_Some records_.
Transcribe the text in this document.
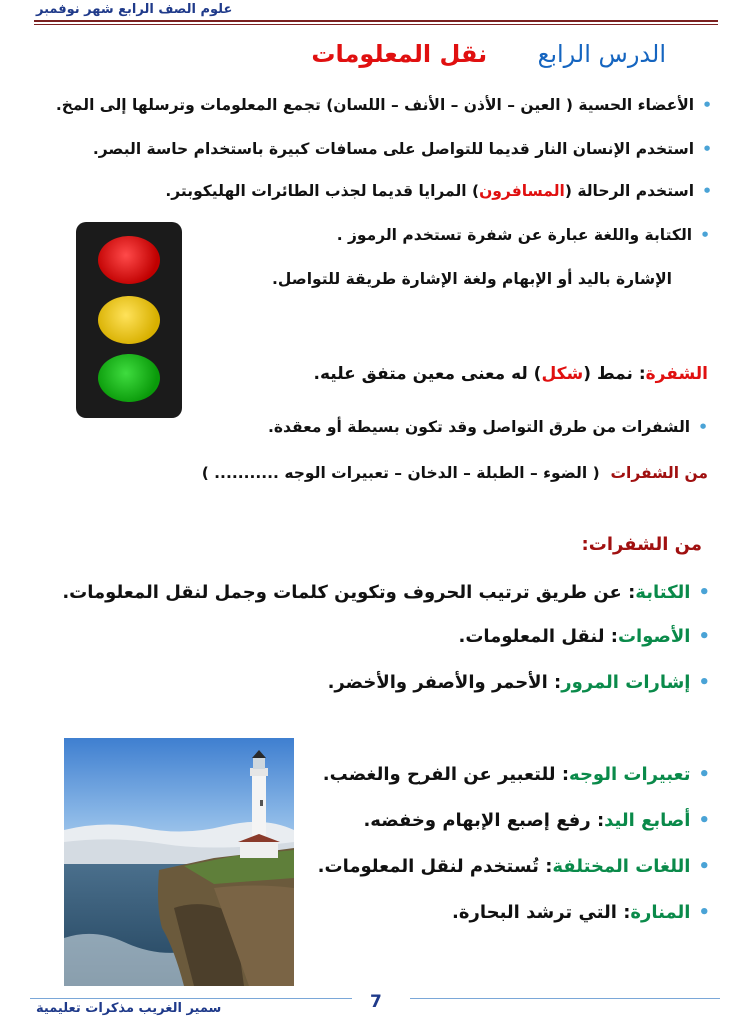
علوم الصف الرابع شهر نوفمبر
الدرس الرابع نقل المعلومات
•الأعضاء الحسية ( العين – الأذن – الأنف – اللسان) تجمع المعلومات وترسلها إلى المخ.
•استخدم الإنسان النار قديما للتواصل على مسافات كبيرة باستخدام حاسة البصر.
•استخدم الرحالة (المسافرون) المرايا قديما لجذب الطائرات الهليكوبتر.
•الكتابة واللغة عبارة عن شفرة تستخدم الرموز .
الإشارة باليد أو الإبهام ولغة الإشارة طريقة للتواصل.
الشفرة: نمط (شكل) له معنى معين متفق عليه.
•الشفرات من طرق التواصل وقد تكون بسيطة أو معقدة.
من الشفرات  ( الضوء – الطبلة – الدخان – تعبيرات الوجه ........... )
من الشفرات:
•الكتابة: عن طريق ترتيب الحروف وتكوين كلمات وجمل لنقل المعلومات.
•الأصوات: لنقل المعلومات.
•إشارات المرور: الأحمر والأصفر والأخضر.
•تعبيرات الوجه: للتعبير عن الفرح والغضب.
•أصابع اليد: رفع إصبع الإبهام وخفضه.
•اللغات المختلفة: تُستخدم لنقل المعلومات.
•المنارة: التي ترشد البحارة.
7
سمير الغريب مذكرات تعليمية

==

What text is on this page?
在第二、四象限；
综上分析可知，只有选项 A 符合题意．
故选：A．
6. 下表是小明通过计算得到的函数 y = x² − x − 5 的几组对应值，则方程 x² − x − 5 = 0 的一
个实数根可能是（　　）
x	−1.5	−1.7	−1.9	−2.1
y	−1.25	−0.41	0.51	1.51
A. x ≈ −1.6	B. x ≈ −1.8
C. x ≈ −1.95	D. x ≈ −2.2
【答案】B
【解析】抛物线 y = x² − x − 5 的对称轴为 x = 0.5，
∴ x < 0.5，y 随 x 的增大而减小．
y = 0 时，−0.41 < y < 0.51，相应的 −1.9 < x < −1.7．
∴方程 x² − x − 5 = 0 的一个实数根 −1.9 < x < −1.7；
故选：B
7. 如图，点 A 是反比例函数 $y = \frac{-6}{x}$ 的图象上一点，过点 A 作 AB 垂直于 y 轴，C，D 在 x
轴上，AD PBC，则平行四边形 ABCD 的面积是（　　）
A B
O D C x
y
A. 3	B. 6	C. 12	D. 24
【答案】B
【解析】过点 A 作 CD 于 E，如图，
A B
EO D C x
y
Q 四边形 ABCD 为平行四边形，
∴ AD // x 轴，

_What the task requires_. Count how many lines of the material hold the string "text". Give the number and nothing more.

_Solution to the problem_. 2